Extract to read START

Those results were largely attributed to a reluctance by patients to transfer their HIV care from specialty clinics to primary care facilities, and to HIV "exceptionalism," a sense on the part of many patients and providers that HIV care is clinically and culturally unique and should not be integrated into the wider primary care system. Vets opted to drive long distances because of a comfort level they felt with their regular HIV doctors at specialty clinics, Ohl says.

"There was this idea that HIV care is so technically complex and culturally different that it shouldn't be happening in primary care clinics, it should be happening in specialty clinics. Therefore, even though you live hours away and nearer to a primary care clinic, HIV care is so exceptional that you're willing to drive hours to the specialty clinic.

Extract to read END
The data START

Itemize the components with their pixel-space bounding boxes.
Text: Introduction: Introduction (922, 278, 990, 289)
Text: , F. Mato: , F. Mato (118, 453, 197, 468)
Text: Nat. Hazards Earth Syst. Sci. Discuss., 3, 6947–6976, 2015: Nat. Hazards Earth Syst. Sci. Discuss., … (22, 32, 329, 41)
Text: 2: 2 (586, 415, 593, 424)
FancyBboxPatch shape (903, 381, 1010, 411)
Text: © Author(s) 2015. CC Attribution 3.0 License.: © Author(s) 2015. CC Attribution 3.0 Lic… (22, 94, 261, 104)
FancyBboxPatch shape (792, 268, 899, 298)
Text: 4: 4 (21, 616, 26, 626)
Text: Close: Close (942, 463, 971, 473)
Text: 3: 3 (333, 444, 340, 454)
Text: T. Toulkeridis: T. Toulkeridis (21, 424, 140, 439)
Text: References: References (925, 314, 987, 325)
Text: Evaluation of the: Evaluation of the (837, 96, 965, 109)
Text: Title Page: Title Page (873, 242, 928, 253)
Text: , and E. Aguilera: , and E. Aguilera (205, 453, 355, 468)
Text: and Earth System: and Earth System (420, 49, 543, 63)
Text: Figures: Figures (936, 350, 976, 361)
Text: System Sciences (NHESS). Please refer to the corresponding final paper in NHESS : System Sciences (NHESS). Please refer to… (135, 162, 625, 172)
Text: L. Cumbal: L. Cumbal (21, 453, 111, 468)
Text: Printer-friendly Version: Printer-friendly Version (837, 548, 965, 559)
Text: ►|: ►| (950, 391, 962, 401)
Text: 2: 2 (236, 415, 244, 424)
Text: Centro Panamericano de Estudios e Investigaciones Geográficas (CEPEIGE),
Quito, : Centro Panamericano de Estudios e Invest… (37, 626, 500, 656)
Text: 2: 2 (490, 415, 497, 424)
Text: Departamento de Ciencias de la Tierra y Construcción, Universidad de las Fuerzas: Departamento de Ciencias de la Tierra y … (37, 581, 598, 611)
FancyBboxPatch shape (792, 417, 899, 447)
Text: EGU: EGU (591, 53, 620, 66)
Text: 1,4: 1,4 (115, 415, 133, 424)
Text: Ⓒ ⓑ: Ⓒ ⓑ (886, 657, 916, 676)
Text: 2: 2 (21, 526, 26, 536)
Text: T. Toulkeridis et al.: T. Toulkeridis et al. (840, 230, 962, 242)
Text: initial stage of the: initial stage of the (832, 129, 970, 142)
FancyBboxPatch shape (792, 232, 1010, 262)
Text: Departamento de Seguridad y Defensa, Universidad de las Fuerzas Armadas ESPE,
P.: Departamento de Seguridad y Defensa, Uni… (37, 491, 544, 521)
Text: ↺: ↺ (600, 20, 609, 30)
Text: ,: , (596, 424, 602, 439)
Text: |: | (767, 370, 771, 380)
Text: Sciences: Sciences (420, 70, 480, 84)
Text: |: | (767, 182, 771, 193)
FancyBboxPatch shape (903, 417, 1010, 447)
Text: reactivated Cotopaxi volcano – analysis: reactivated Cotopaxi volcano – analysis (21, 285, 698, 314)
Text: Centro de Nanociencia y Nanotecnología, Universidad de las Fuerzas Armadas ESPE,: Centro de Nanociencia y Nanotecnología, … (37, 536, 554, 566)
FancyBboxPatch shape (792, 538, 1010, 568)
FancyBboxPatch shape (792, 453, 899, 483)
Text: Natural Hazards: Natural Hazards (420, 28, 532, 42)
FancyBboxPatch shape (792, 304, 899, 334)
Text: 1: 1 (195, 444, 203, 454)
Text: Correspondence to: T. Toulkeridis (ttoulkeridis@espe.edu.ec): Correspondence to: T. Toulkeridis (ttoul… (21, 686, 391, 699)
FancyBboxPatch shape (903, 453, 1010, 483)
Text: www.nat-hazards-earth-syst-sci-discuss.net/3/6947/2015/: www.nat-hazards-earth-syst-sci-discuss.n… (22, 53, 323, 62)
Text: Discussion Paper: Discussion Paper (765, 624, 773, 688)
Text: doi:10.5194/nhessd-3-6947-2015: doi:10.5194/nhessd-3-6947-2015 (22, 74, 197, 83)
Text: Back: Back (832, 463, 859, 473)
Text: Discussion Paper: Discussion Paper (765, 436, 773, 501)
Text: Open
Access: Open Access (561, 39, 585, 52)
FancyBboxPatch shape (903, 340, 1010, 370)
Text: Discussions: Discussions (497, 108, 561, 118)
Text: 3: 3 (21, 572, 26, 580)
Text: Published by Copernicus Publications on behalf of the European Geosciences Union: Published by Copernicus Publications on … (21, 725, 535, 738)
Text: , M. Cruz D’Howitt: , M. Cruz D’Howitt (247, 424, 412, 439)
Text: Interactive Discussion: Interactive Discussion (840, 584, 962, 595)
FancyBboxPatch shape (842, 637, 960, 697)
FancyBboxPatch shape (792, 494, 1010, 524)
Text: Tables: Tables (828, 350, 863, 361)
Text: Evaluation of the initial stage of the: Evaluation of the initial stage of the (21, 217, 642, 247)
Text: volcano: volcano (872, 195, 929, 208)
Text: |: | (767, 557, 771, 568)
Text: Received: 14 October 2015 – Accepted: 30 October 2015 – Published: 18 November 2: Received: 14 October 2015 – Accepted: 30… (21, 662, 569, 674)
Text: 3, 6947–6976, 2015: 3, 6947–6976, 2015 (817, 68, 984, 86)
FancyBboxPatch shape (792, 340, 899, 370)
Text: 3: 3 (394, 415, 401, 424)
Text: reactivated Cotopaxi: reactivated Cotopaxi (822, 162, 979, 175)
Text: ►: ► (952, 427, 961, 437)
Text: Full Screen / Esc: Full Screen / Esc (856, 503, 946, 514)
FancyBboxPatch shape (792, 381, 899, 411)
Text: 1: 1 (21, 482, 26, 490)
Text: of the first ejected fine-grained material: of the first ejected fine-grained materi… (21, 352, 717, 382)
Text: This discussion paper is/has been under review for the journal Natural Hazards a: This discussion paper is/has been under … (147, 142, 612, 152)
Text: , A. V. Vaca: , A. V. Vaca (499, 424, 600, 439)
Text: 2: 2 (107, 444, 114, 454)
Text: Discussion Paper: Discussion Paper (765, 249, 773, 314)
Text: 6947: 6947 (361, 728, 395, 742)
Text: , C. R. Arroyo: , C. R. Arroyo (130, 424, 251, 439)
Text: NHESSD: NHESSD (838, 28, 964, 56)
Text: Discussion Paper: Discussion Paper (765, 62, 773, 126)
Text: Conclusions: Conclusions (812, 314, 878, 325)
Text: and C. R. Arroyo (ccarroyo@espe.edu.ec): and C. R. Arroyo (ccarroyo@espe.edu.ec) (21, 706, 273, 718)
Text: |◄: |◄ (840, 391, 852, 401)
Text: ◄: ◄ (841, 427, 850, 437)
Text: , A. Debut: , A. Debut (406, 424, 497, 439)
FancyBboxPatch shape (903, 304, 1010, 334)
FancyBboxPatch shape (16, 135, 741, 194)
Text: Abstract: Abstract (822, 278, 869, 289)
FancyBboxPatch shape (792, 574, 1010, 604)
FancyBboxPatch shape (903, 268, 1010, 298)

The data END

Exercise instructions:
a. In the passage on veterans' HIV care, list every group of people it mentions, leaving out Ohl, the person quoted.
b. Carry on the passage on veterans' HIV care from its last sentence.

Answers provided:
a.
- patients
- providers
- vets
- regular HIV doctors at specialty clinics

b.
Ohl continues: "Given that experience, we pivoted and asked Veterans, `What if you go to your local outpatient clinic and establish care with a primary care provider but also continue to see the entire specialty team by video in an HIV specialty clinic as needed? Then you can have access to both a local primary care person and a specialist, and they can coordinate their care.' They said yes, and that's where we got the 30 of 32" in the TCC pilot study.

Ohl says the issue of rural HIV care may be a paradigm for other conditions where a Veteran visiting a CBOC can see a primary care doctor and telecommunicate with a specialist in a distant city-based clinic.

"If we can figure this out for HIV, it can have implications for other conditions."